Tell how many lines carry the word "percent"; the reply is the number and nothing else.
——
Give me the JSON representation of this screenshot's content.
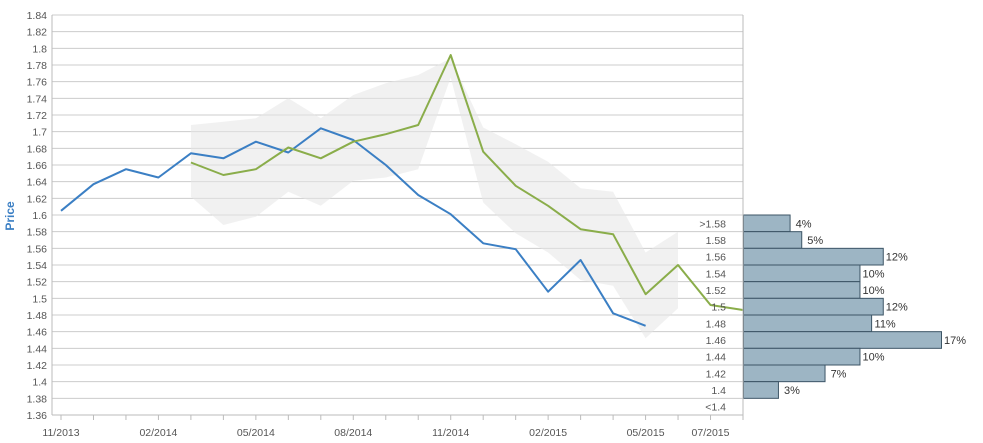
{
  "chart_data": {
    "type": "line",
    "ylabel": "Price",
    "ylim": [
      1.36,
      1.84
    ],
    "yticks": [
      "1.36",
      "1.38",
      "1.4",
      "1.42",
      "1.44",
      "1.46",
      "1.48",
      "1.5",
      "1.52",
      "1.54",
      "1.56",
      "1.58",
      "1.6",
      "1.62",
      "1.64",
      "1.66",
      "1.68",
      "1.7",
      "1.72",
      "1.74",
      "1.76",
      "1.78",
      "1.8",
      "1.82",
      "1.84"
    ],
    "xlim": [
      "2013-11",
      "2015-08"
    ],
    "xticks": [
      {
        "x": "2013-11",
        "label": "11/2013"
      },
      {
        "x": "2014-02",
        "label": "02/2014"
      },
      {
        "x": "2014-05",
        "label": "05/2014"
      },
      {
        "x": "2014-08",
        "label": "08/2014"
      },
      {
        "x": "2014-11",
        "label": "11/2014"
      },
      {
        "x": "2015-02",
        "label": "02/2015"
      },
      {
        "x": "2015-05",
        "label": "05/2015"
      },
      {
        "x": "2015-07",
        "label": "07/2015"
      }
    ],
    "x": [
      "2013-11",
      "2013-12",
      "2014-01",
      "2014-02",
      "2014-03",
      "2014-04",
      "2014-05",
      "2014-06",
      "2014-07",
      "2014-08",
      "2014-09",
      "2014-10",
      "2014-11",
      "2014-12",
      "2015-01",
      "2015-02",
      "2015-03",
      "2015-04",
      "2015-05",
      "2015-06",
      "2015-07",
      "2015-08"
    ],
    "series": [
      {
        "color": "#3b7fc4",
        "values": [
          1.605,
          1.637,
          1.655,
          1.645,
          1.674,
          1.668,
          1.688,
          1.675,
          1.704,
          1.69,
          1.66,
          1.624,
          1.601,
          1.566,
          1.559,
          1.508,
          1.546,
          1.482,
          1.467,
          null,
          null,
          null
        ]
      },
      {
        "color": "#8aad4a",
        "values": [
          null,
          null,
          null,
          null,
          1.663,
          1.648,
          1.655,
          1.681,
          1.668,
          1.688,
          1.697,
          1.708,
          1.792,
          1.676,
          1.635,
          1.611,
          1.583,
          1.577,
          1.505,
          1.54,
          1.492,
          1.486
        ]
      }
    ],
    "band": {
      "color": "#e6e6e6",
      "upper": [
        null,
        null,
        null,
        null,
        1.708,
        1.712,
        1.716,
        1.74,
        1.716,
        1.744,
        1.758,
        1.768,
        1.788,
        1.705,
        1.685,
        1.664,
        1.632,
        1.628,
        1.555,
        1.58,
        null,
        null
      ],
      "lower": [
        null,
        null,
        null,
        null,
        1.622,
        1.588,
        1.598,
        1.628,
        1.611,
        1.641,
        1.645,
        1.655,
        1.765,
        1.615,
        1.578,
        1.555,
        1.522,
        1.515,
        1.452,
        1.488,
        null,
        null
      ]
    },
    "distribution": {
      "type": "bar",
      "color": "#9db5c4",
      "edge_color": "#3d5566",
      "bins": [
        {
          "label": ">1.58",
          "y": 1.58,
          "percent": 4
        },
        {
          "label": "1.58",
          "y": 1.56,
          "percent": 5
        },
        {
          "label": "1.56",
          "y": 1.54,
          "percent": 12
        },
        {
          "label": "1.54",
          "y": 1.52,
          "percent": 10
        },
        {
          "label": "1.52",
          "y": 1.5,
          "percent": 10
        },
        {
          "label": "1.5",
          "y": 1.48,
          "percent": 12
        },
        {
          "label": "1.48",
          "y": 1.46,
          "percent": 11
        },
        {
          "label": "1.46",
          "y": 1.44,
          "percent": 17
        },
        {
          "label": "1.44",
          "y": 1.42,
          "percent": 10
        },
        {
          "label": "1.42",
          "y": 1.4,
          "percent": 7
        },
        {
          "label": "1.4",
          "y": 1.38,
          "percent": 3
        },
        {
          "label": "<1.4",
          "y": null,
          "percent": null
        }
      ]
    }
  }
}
——
CORRECT ANSWER: 12